* EXTRACTED MATERIAL:
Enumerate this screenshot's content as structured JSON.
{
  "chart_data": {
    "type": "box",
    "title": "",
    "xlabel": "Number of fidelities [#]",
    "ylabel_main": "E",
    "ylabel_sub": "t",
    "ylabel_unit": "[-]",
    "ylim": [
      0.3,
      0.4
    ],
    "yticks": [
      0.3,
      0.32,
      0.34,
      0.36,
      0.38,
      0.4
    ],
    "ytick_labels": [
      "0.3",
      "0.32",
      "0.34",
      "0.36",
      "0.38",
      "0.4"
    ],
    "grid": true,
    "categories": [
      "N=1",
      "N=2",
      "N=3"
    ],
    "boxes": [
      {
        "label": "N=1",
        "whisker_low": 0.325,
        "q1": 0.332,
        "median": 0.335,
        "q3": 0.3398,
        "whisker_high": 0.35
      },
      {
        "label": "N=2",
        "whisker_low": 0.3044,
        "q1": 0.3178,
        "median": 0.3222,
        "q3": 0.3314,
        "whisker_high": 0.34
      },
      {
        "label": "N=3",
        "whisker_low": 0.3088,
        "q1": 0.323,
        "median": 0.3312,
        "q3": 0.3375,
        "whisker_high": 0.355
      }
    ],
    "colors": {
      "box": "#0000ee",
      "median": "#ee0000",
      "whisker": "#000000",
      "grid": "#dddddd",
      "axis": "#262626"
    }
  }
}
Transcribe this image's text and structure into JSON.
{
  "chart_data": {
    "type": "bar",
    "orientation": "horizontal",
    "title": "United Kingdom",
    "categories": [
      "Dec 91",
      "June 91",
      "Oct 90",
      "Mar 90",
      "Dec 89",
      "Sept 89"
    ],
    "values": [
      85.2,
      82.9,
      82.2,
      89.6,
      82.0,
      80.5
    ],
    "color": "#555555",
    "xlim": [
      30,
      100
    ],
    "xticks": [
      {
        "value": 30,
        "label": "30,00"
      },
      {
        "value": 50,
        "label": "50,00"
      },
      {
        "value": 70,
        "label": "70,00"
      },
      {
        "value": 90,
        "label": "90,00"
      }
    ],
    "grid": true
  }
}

* JOB: Repeat exactly the lines starting at the line with "Transcribe this image's" and ending with the final line of the entries. Include nothing else.

* SOLUTION TO THE PROBLEM:
Transcribe this image's text and structure into JSON.
{
  "chart_data": {
    "type": "bar",
    "orientation": "horizontal",
    "title": "United Kingdom",
    "categories": [
      "Dec 91",
      "June 91",
      "Oct 90",
      "Mar 90",
      "Dec 89",
      "Sept 89"
    ],
    "values": [
      85.2,
      82.9,
      82.2,
      89.6,
      82.0,
      80.5
    ],
    "color": "#555555",
    "xlim": [
      30,
      100
    ],
    "xticks": [
      {
        "value": 30,
        "label": "30,00"
      },
      {
        "value": 50,
        "label": "50,00"
      },
      {
        "value": 70,
        "label": "70,00"
      },
      {
        "value": 90,
        "label": "90,00"
      }
    ],
    "grid": true
  }
}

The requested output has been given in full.